EXERCISE GOAL → Search the material below for the string "Interrupts" and list each line that holds it.

## START PROVIDED INFORMATION

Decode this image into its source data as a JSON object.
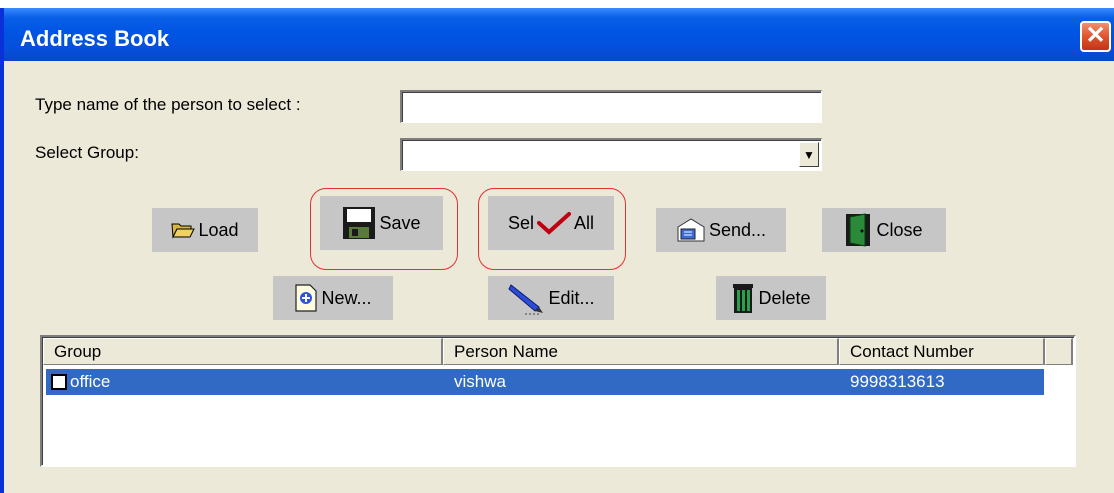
{
  "window": {
    "title": "Address Book",
    "close_symbol": "✕"
  },
  "form": {
    "name_label": "Type name of the person to select :",
    "name_value": "",
    "group_label": "Select Group:",
    "group_value": ""
  },
  "toolbar": {
    "load": "Load",
    "save": "Save",
    "sel_prefix": "Sel",
    "sel_suffix": "All",
    "send": "Send...",
    "close": "Close",
    "new": "New...",
    "edit": "Edit...",
    "delete": "Delete"
  },
  "list": {
    "columns": [
      "Group",
      "Person Name",
      "Contact Number"
    ],
    "rows": [
      {
        "group": "office",
        "person": "vishwa",
        "contact": "9998313613",
        "checked": false,
        "selected": true
      }
    ]
  },
  "colors": {
    "selection": "#316ac5",
    "highlight_outline": "#e03030",
    "titlebar": "#0054e3"
  }
}
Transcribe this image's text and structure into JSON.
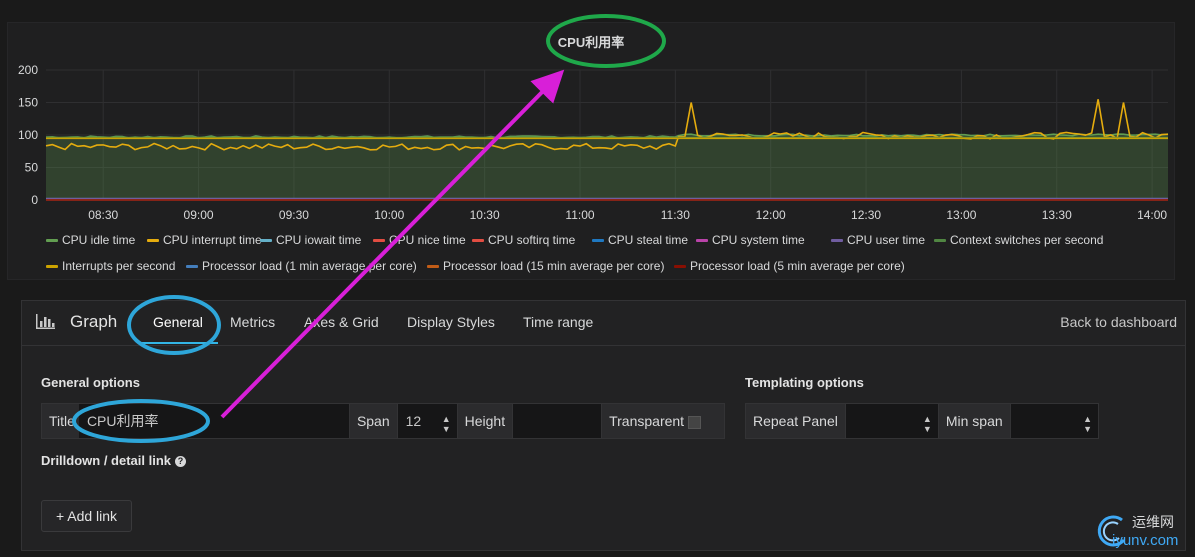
{
  "panel": {
    "title": "CPU利用率",
    "legend_rows": [
      [
        "CPU idle time",
        "CPU interrupt time",
        "CPU iowait time",
        "CPU nice time",
        "CPU softirq time",
        "CPU steal time",
        "CPU system time",
        "CPU user time",
        "Context switches per second"
      ],
      [
        "Interrupts per second",
        "Processor load (1 min average per core)",
        "Processor load (15 min average per core)",
        "Processor load (5 min average per core)"
      ]
    ]
  },
  "chart_data": {
    "type": "line",
    "title": "CPU利用率",
    "x_ticks": [
      "08:30",
      "09:00",
      "09:30",
      "10:00",
      "10:30",
      "11:00",
      "11:30",
      "12:00",
      "12:30",
      "13:00",
      "13:30",
      "14:00"
    ],
    "y_ticks": [
      "0",
      "50",
      "100",
      "150",
      "200"
    ],
    "ylim": [
      0,
      200
    ],
    "x_range": [
      "08:12",
      "14:05"
    ],
    "grid": true,
    "legend_placement": "bottom",
    "series": [
      {
        "name": "CPU idle time",
        "color": "#629e51",
        "fill": true,
        "segments": [
          {
            "from": "08:12",
            "to": "11:31",
            "mean": 97
          },
          {
            "from": "11:31",
            "to": "14:05",
            "mean": 100
          }
        ]
      },
      {
        "name": "CPU interrupt time",
        "color": "#e5ac0e",
        "segments": [
          {
            "from": "08:12",
            "to": "11:31",
            "mean": 82
          },
          {
            "from": "11:31",
            "to": "14:05",
            "mean": 99
          }
        ],
        "spikes": [
          {
            "x": "11:35",
            "y": 150
          },
          {
            "x": "13:44",
            "y": 155
          },
          {
            "x": "13:50",
            "y": 150
          }
        ]
      },
      {
        "name": "CPU iowait time",
        "color": "#64b0c8",
        "value": 2
      },
      {
        "name": "CPU nice time",
        "color": "#e24d42",
        "value": 1
      },
      {
        "name": "CPU softirq time",
        "color": "#e24d42",
        "value": 1
      },
      {
        "name": "CPU steal time",
        "color": "#1f78c1",
        "value": 0
      },
      {
        "name": "CPU system time",
        "color": "#ba43a9",
        "value": 1
      },
      {
        "name": "CPU user time",
        "color": "#705da0",
        "value": 2
      },
      {
        "name": "Context switches per second",
        "color": "#508642",
        "value": 96
      },
      {
        "name": "Interrupts per second",
        "color": "#cca300",
        "value": 95
      },
      {
        "name": "Processor load (1 min average per core)",
        "color": "#447ebc",
        "value": 0
      },
      {
        "name": "Processor load (15 min average per core)",
        "color": "#c15c17",
        "value": 0
      },
      {
        "name": "Processor load (5 min average per core)",
        "color": "#890f02",
        "value": 0
      }
    ]
  },
  "editor": {
    "panel_type": "Graph",
    "tabs": [
      "General",
      "Metrics",
      "Axes & Grid",
      "Display Styles",
      "Time range"
    ],
    "active_tab": "General",
    "back_label": "Back to dashboard",
    "general_options_title": "General options",
    "title_label": "Title",
    "title_value": "CPU利用率",
    "span_label": "Span",
    "span_value": "12",
    "height_label": "Height",
    "height_value": "",
    "transparent_label": "Transparent",
    "templating_title": "Templating options",
    "repeat_panel_label": "Repeat Panel",
    "repeat_panel_value": "",
    "min_span_label": "Min span",
    "min_span_value": "",
    "drilldown_title": "Drilldown / detail link",
    "help_glyph": "?",
    "add_link_label": "+ Add link"
  },
  "watermark": {
    "cn": "运维网",
    "en": "iyunv.com"
  },
  "colors": {
    "accent": "#33b5e5",
    "annotation_green": "#1fa84a",
    "annotation_blue": "#2ea6d9",
    "annotation_arrow": "#d81fd8"
  }
}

## END PROVIDED INFORMATION

WORKED ANSWER →
        "Interrupts per second",
        "name": "Interrupts per second",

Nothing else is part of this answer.